┌─ Given entries

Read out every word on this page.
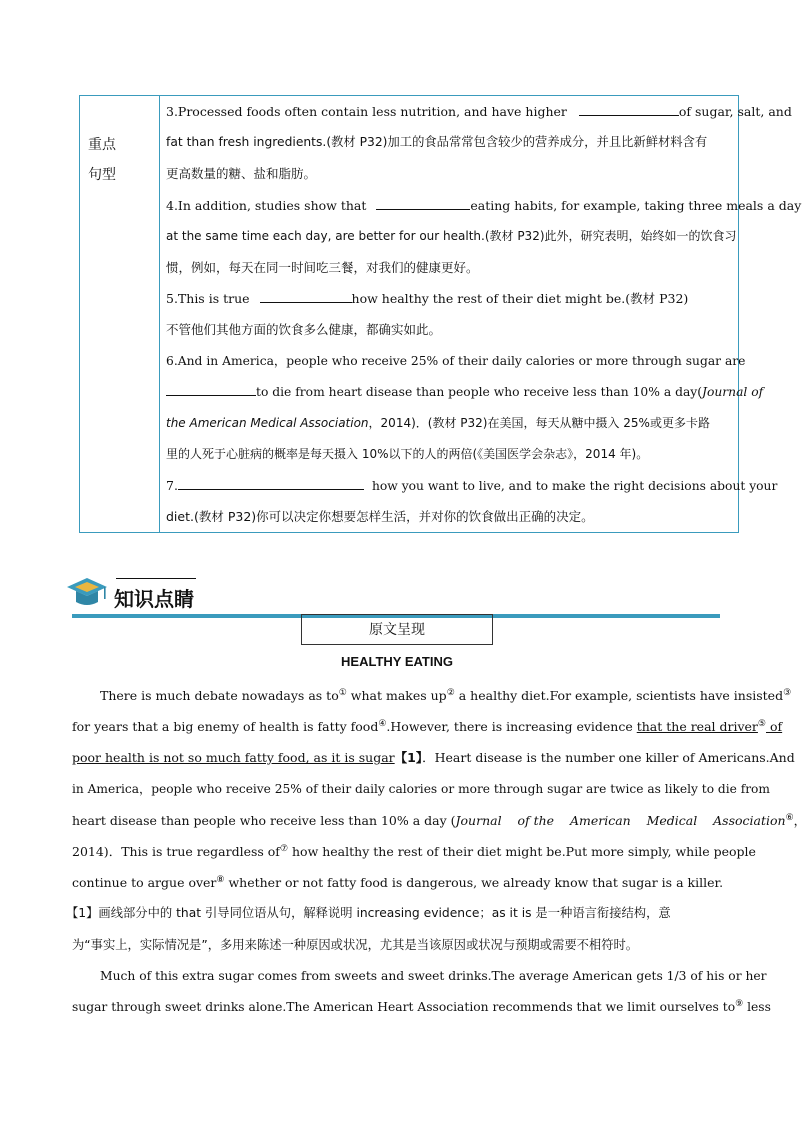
重点
句型
3.Processed foods often contain less nutrition, and have higher	of sugar, salt, and
fat than fresh ingredients.(教材 P32)加工的食品常常包含较少的营养成分，并且比新鲜材料含有
更高数量的糖、盐和脂肪。
4.In addition, studies show that	eating habits, for example, taking three meals a day
at the same time each day, are better for our health.(教材 P32)此外，研究表明，始终如一的饮食习
惯，例如，每天在同一时间吃三餐，对我们的健康更好。
5.This is true	how healthy the rest of their diet might be.(教材 P32)
不管他们其他方面的饮食多么健康，都确实如此。
6.And in America，people who receive 25% of their daily calories or more through sugar are
to die from heart disease than people who receive less than 10% a day(Journal of
the American Medical Association，2014)．(教材 P32)在美国，每天从糖中摄入 25%或更多卡路
里的人死于心脏病的概率是每天摄入 10%以下的人的两倍(《美国医学会杂志》，2014 年)。
7.	how you want to live, and to make the right decisions about your
diet.(教材 P32)你可以决定你想要怎样生活，并对你的饮食做出正确的决定。
知识点睛
原文呈现
HEALTHY EATING
There is much debate nowadays as to① what makes up② a healthy diet.For example, scientists have insisted③
for years that a big enemy of health is fatty food④.However, there is increasing evidence that the real driver⑤ of
poor health is not so much fatty food, as it is sugar【1】．Heart disease is the number one killer of Americans.And
in America，people who receive 25% of their daily calories or more through sugar are twice as likely to die from
heart disease than people who receive less than 10% a day (Journal    of the    American    Medical    Association⑥，
2014)．This is true regardless of⑦ how healthy the rest of their diet might be.Put more simply, while people
continue to argue over⑧ whether or not fatty food is dangerous, we already know that sugar is a killer.
【1】画线部分中的 that 引导同位语从句，解释说明 increasing evidence；as it is 是一种语言衔接结构，意
为“事实上，实际情况是”，多用来陈述一种原因或状况，尤其是当该原因或状况与预期或需要不相符时。
Much of this extra sugar comes from sweets and sweet drinks.The average American gets 1/3 of his or her
sugar through sweet drinks alone.The American Heart Association recommends that we limit ourselves to⑨ less
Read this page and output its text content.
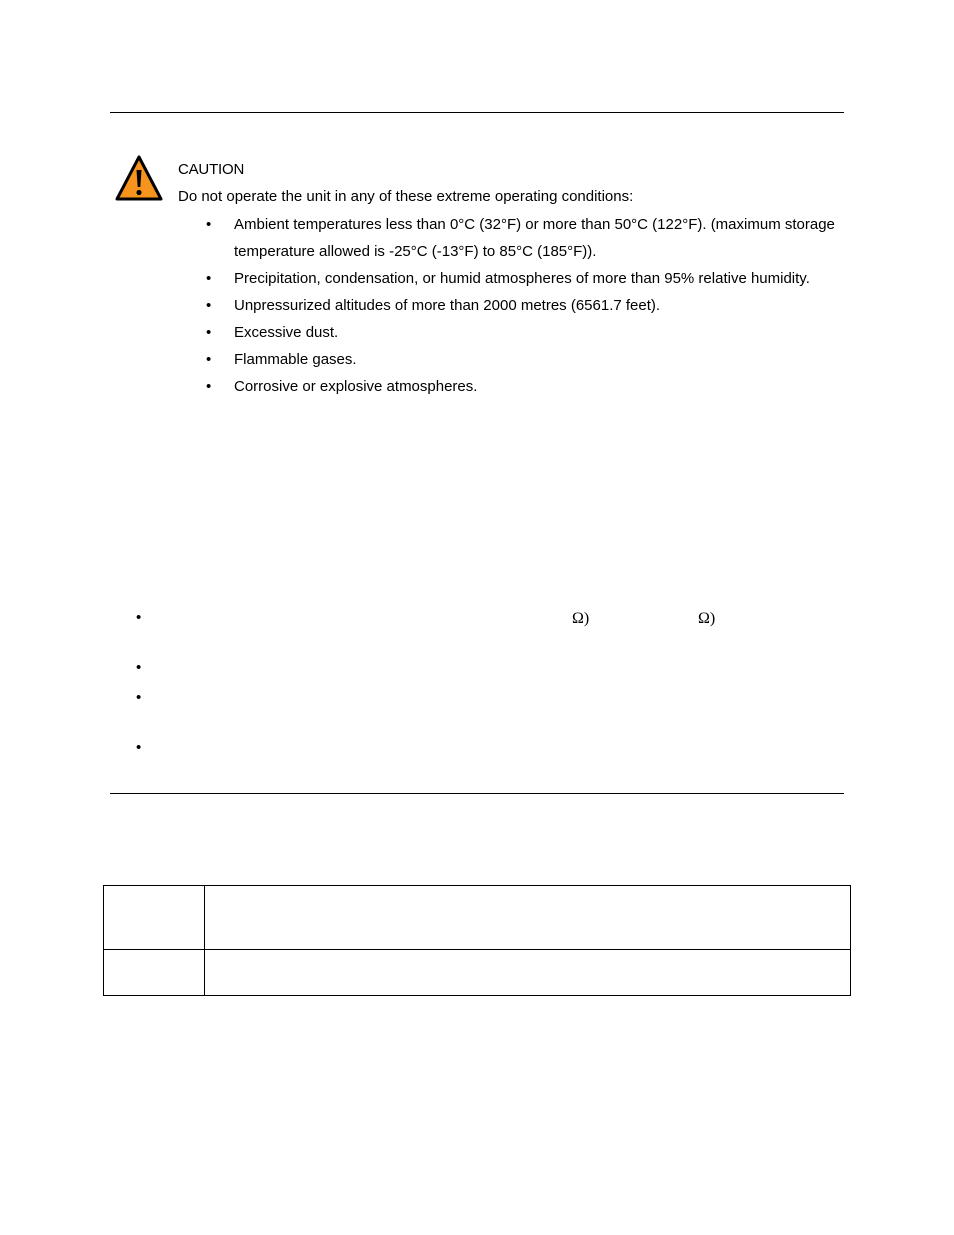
CAUTION
Do not operate the unit in any of these extreme operating conditions:
• Ambient temperatures less than 0°C (32°F) or more than 50°C (122°F). (maximum storage temperature allowed is -25°C (-13°F) to 85°C (185°F)).
• Precipitation, condensation, or humid atmospheres of more than 95% relative humidity.
• Unpressurized altitudes of more than 2000 metres (6561.7 feet).
• Excessive dust.
• Flammable gases.
• Corrosive or explosive atmospheres.
•	Ω)	Ω)
•
•
•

└─

Task goal - Repeat the data above exactly, but not the pictures.

Problem solution -
Read out every word on this page.
重点
句型
3.Processed foods often contain less nutrition, and have higher	of sugar, salt, and
fat than fresh ingredients.(教材 P32)加工的食品常常包含较少的营养成分，并且比新鲜材料含有
更高数量的糖、盐和脂肪。
4.In addition, studies show that	eating habits, for example, taking three meals a day
at the same time each day, are better for our health.(教材 P32)此外，研究表明，始终如一的饮食习
惯，例如，每天在同一时间吃三餐，对我们的健康更好。
5.This is true	how healthy the rest of their diet might be.(教材 P32)
不管他们其他方面的饮食多么健康，都确实如此。
6.And in America，people who receive 25% of their daily calories or more through sugar are
to die from heart disease than people who receive less than 10% a day(Journal of
the American Medical Association，2014)．(教材 P32)在美国，每天从糖中摄入 25%或更多卡路
里的人死于心脏病的概率是每天摄入 10%以下的人的两倍(《美国医学会杂志》，2014 年)。
7.	how you want to live, and to make the right decisions about your
diet.(教材 P32)你可以决定你想要怎样生活，并对你的饮食做出正确的决定。
知识点睛
原文呈现
HEALTHY EATING
There is much debate nowadays as to① what makes up② a healthy diet.For example, scientists have insisted③
for years that a big enemy of health is fatty food④.However, there is increasing evidence that the real driver⑤ of
poor health is not so much fatty food, as it is sugar【1】．Heart disease is the number one killer of Americans.And
in America，people who receive 25% of their daily calories or more through sugar are twice as likely to die from
heart disease than people who receive less than 10% a day (Journal    of the    American    Medical    Association⑥，
2014)．This is true regardless of⑦ how healthy the rest of their diet might be.Put more simply, while people
continue to argue over⑧ whether or not fatty food is dangerous, we already know that sugar is a killer.
【1】画线部分中的 that 引导同位语从句，解释说明 increasing evidence；as it is 是一种语言衔接结构，意
为“事实上，实际情况是”，多用来陈述一种原因或状况，尤其是当该原因或状况与预期或需要不相符时。
Much of this extra sugar comes from sweets and sweet drinks.The average American gets 1/3 of his or her
sugar through sweet drinks alone.The American Heart Association recommends that we limit ourselves to⑨ less
Read this page and output its text content.
CAUTION
Do not operate the unit in any of these extreme operating conditions:
• Ambient temperatures less than 0°C (32°F) or more than 50°C (122°F). (maximum storage temperature allowed is -25°C (-13°F) to 85°C (185°F)).
• Precipitation, condensation, or humid atmospheres of more than 95% relative humidity.
• Unpressurized altitudes of more than 2000 metres (6561.7 feet).
• Excessive dust.
• Flammable gases.
• Corrosive or explosive atmospheres.
•	Ω)	Ω)
•
•
•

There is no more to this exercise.